§ **Saved entries**
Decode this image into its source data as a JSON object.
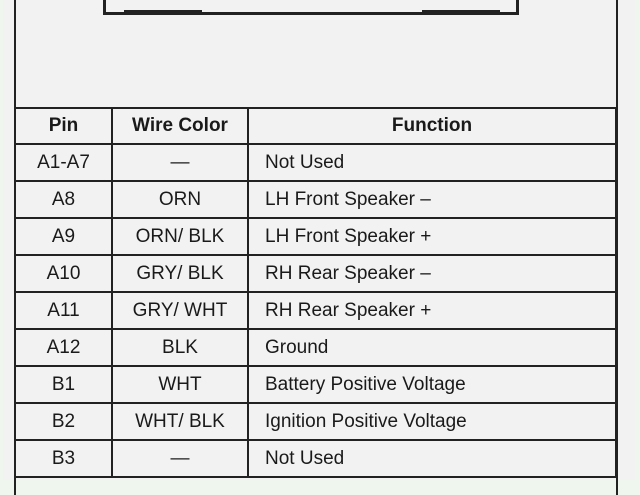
{
  "table": {
    "headers": {
      "pin": "Pin",
      "wire_color": "Wire Color",
      "function": "Function"
    },
    "rows": [
      {
        "pin": "A1-A7",
        "wire_color": "—",
        "function": "Not Used"
      },
      {
        "pin": "A8",
        "wire_color": "ORN",
        "function": "LH Front Speaker –"
      },
      {
        "pin": "A9",
        "wire_color": "ORN/ BLK",
        "function": "LH Front Speaker +"
      },
      {
        "pin": "A10",
        "wire_color": "GRY/ BLK",
        "function": "RH Rear Speaker –"
      },
      {
        "pin": "A11",
        "wire_color": "GRY/ WHT",
        "function": "RH Rear Speaker +"
      },
      {
        "pin": "A12",
        "wire_color": "BLK",
        "function": "Ground"
      },
      {
        "pin": "B1",
        "wire_color": "WHT",
        "function": "Battery Positive Voltage"
      },
      {
        "pin": "B2",
        "wire_color": "WHT/ BLK",
        "function": "Ignition Positive Voltage"
      },
      {
        "pin": "B3",
        "wire_color": "—",
        "function": "Not Used"
      }
    ]
  }
}
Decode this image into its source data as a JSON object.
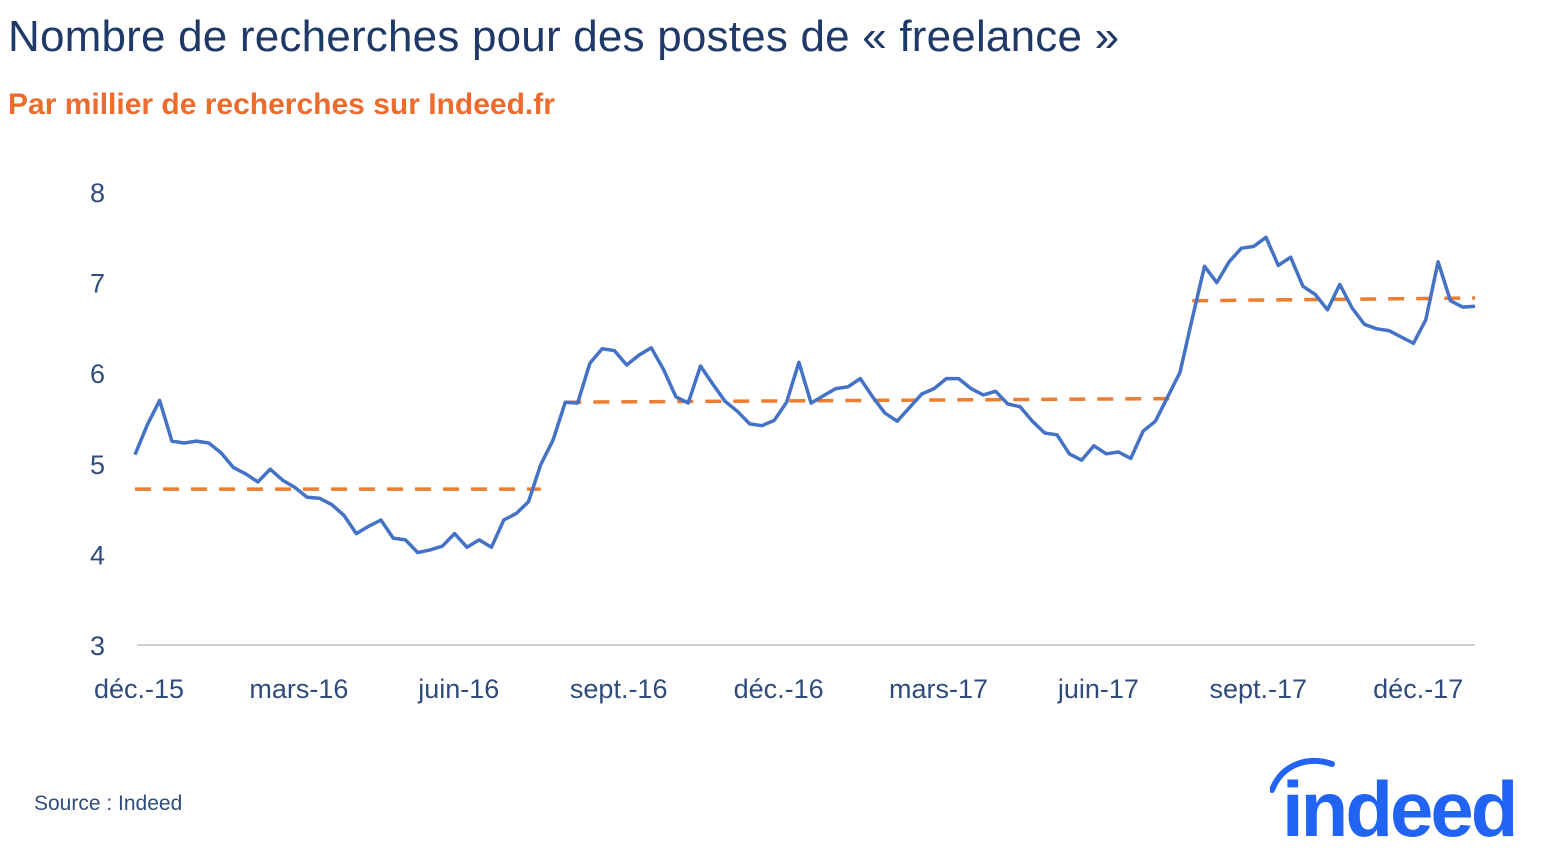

§ **WHAT THIS TASK INVOLVES**
Every record above must be given again exactly; drop the pictures.

§ **WRITTEN ANSWER**
Decode this image into its source data as a JSON object.
{
  "table": {
    "headers": {
      "pin": "Pin",
      "wire_color": "Wire Color",
      "function": "Function"
    },
    "rows": [
      {
        "pin": "A1-A7",
        "wire_color": "—",
        "function": "Not Used"
      },
      {
        "pin": "A8",
        "wire_color": "ORN",
        "function": "LH Front Speaker –"
      },
      {
        "pin": "A9",
        "wire_color": "ORN/ BLK",
        "function": "LH Front Speaker +"
      },
      {
        "pin": "A10",
        "wire_color": "GRY/ BLK",
        "function": "RH Rear Speaker –"
      },
      {
        "pin": "A11",
        "wire_color": "GRY/ WHT",
        "function": "RH Rear Speaker +"
      },
      {
        "pin": "A12",
        "wire_color": "BLK",
        "function": "Ground"
      },
      {
        "pin": "B1",
        "wire_color": "WHT",
        "function": "Battery Positive Voltage"
      },
      {
        "pin": "B2",
        "wire_color": "WHT/ BLK",
        "function": "Ignition Positive Voltage"
      },
      {
        "pin": "B3",
        "wire_color": "—",
        "function": "Not Used"
      }
    ]
  }
}
Decode this image into its source data as a JSON object.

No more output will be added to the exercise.